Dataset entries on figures
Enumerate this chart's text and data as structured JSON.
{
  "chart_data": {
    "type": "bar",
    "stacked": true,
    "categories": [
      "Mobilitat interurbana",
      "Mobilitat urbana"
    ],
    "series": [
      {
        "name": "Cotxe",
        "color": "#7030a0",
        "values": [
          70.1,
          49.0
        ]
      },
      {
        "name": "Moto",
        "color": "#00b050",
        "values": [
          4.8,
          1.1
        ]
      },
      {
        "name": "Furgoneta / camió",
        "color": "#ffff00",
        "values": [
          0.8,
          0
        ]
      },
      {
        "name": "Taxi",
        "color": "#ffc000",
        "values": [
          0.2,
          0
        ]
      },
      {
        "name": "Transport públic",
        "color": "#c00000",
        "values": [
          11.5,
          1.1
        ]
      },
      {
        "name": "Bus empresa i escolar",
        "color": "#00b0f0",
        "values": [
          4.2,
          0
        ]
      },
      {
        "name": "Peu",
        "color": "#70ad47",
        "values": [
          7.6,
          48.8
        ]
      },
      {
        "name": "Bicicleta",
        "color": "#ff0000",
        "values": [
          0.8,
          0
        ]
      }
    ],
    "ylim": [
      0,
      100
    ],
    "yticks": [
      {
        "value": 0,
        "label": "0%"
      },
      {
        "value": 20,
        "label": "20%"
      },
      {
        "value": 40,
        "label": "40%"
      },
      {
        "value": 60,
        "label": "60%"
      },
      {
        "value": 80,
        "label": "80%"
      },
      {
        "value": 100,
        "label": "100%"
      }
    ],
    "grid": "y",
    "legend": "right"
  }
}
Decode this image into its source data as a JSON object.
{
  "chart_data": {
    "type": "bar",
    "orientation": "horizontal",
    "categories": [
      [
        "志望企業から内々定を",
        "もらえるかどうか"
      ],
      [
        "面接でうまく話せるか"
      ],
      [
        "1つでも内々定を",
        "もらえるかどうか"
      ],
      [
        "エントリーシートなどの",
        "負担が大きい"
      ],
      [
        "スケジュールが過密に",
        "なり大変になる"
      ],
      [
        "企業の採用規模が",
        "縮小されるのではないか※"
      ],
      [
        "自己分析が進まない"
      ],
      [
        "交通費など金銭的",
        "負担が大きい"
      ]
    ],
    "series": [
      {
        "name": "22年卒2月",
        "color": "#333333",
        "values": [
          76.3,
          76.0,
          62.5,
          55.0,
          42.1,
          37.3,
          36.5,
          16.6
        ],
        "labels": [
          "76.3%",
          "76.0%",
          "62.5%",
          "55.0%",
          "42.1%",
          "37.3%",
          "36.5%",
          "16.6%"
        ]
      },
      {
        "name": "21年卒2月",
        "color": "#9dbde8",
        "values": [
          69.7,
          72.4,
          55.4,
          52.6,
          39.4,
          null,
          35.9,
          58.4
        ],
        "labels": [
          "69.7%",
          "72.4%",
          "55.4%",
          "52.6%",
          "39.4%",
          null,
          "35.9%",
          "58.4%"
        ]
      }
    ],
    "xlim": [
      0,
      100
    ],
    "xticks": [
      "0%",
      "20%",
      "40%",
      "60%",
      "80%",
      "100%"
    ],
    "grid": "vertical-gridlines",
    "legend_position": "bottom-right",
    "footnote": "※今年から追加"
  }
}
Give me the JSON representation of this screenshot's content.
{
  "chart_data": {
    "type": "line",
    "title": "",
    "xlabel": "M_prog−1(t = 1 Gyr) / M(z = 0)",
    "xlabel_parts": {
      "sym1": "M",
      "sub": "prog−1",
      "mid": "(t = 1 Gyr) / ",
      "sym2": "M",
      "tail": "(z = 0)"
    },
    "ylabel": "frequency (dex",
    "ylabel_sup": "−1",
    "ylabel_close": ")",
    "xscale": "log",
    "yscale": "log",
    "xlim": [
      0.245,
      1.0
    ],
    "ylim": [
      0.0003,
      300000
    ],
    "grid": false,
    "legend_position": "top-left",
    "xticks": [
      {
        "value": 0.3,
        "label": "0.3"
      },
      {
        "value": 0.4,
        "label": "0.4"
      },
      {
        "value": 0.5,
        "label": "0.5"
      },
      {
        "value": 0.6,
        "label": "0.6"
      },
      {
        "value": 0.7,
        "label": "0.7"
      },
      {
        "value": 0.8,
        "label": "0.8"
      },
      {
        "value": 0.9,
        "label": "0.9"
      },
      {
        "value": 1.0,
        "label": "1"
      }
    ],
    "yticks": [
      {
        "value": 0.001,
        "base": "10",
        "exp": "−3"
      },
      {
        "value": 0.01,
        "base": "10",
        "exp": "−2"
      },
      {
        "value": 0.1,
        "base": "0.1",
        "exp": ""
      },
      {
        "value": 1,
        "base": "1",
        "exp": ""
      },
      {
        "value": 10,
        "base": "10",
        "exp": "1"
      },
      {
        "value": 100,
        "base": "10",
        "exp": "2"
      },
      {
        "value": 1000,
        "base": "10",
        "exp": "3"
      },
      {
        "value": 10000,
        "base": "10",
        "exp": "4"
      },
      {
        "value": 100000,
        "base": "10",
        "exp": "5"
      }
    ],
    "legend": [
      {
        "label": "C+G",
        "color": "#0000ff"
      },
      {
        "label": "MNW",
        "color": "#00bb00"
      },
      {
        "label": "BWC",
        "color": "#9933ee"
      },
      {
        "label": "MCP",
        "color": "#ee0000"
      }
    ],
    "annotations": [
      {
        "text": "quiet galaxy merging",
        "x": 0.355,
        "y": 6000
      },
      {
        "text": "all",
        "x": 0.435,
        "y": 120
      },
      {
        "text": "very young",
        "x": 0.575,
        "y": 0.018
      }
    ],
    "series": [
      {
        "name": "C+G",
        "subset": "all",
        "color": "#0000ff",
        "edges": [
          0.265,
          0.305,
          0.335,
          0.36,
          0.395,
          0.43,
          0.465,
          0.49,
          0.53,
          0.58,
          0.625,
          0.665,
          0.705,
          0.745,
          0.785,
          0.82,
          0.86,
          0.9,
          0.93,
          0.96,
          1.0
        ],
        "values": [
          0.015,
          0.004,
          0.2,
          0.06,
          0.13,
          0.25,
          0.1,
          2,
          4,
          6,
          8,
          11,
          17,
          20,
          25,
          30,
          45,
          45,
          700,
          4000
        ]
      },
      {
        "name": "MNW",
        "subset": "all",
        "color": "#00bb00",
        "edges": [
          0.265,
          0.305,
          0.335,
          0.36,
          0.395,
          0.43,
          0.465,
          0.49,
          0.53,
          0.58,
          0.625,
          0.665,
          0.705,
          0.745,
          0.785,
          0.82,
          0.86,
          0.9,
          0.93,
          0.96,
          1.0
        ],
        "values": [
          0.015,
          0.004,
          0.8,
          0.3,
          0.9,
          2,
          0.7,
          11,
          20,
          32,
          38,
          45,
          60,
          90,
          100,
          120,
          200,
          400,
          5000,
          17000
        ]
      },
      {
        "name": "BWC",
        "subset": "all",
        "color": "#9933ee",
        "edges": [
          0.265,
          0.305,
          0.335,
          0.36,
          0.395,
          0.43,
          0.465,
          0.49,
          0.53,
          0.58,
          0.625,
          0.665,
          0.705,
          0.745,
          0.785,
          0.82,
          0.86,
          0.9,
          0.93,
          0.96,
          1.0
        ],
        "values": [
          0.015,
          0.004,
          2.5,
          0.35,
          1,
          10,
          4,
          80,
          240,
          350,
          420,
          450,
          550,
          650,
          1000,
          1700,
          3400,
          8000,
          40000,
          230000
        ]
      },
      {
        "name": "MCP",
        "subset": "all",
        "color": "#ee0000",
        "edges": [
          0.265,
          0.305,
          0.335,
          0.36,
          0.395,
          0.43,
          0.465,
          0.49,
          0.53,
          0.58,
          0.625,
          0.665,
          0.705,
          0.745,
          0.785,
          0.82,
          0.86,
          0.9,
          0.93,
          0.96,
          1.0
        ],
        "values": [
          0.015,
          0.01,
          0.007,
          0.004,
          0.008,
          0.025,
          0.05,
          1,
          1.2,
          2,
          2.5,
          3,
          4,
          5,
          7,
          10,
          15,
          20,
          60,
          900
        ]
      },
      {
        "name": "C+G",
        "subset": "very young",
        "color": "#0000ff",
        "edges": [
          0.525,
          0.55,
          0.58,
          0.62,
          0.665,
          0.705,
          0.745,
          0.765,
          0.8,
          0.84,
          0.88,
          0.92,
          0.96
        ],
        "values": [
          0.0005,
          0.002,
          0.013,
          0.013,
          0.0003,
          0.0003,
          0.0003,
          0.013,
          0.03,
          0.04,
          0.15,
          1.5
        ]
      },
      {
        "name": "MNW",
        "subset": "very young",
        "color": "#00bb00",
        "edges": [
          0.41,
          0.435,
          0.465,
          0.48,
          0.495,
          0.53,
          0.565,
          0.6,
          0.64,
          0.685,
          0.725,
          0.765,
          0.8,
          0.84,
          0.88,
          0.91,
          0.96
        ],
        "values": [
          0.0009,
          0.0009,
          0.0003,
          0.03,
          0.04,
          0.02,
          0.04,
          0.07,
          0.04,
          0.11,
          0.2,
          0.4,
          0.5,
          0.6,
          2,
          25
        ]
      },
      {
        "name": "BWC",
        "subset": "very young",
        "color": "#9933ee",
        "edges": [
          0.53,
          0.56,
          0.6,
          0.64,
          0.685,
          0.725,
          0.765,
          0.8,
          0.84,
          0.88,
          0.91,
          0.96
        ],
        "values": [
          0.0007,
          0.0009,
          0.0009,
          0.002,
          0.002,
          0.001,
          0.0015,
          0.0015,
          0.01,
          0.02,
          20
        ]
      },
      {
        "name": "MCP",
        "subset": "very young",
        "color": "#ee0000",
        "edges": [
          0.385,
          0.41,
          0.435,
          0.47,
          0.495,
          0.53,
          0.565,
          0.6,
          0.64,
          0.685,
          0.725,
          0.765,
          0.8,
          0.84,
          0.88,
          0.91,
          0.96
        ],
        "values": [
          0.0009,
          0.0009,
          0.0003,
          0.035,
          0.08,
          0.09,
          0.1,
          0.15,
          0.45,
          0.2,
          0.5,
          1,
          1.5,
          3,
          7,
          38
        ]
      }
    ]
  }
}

What to do: Copy out every line from the data above that has "right" in it.

Final answer:
    "legend": "right"
    "legend_position": "bottom-right",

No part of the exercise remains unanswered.